** BEGIN **

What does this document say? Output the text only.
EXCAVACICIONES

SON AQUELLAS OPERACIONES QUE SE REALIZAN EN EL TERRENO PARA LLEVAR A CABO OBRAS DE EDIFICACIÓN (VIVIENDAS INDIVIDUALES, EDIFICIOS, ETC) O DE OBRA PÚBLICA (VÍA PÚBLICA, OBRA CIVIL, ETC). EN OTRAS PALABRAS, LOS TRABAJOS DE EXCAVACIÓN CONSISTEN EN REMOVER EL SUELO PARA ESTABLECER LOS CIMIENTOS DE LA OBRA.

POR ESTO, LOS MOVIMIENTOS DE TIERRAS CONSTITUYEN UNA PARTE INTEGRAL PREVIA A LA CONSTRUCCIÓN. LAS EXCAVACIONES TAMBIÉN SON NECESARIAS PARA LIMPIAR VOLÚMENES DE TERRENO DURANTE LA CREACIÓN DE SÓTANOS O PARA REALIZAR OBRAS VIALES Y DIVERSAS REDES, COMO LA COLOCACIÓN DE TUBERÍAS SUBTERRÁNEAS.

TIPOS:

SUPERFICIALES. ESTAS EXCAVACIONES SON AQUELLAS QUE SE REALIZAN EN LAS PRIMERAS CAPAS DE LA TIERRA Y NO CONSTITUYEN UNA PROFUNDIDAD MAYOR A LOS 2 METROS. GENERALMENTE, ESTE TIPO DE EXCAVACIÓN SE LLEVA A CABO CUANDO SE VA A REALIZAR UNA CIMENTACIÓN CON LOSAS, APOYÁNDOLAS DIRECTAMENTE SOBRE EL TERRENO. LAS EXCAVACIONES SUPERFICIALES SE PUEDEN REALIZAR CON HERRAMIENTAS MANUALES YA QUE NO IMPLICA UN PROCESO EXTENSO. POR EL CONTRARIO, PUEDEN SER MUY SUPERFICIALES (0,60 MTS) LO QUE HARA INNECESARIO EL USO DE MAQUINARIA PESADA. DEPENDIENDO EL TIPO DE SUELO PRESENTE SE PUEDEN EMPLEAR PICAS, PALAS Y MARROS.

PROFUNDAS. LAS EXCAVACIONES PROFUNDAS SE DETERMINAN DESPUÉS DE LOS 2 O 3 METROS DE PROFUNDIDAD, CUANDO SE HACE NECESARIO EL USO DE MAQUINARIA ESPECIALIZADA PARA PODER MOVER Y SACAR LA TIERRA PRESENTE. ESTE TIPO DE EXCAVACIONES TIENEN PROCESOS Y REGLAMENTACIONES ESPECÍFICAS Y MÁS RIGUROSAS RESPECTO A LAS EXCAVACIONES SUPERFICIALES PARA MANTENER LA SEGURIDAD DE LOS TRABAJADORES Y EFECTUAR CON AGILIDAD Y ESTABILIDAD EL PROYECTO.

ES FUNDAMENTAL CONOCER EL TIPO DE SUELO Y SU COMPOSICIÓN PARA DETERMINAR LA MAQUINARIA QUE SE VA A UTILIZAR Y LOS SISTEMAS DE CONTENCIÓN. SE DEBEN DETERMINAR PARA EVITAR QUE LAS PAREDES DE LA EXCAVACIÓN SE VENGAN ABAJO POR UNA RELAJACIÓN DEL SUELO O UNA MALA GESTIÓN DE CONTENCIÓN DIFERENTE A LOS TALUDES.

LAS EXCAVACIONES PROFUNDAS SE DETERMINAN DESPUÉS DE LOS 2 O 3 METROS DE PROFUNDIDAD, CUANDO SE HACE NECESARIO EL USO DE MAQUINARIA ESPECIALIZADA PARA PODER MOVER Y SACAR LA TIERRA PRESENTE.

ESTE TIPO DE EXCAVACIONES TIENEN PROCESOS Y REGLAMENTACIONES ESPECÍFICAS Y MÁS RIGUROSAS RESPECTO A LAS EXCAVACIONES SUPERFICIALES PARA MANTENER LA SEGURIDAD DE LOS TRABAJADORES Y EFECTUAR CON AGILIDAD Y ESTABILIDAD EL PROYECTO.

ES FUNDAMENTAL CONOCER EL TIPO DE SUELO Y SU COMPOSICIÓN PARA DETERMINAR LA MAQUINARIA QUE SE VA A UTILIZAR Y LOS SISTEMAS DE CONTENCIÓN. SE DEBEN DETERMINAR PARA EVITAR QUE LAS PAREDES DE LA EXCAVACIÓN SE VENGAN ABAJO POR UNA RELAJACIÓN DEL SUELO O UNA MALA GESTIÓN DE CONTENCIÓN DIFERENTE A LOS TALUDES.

** END **
** BEGIN **

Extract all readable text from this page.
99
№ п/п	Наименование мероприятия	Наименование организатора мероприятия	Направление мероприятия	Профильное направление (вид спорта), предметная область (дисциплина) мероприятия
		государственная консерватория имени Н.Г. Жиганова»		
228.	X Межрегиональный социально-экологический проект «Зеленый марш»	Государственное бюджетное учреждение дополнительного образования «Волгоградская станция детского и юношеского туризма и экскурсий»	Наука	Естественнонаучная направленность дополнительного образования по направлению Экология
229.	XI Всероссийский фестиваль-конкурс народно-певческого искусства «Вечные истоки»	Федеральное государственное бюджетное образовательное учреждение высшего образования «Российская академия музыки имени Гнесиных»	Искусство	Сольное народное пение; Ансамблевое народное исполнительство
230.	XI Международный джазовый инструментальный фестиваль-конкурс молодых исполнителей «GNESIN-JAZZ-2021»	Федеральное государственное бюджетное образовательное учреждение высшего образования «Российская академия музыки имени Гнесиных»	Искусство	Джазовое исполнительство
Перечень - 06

** END **

[What is being asked]
Track down every line with the word "DETERMINAN" and copy it.

[Problem solution]
PROFUNDAS. LAS EXCAVACIONES PROFUNDAS SE DETERMINAN DESPUÉS DE LOS 2 O 3 METROS DE PROFUNDIDAD, CUANDO SE HACE NECESARIO EL USO DE MAQUINARIA ESPECIALIZADA PARA PODER MOVER Y SACAR LA TIERRA PRESENTE. ESTE TIPO DE EXCAVACIONES TIENEN PROCESOS Y REGLAMENTACIONES ESPECÍFICAS Y MÁS RIGUROSAS RESPECTO A LAS EXCAVACIONES SUPERFICIALES PARA MANTENER LA SEGURIDAD DE LOS TRABAJADORES Y EFECTUAR CON AGILIDAD Y ESTABILIDAD EL PROYECTO.
LAS EXCAVACIONES PROFUNDAS SE DETERMINAN DESPUÉS DE LOS 2 O 3 METROS DE PROFUNDIDAD, CUANDO SE HACE NECESARIO EL USO DE MAQUINARIA ESPECIALIZADA PARA PODER MOVER Y SACAR LA TIERRA PRESENTE.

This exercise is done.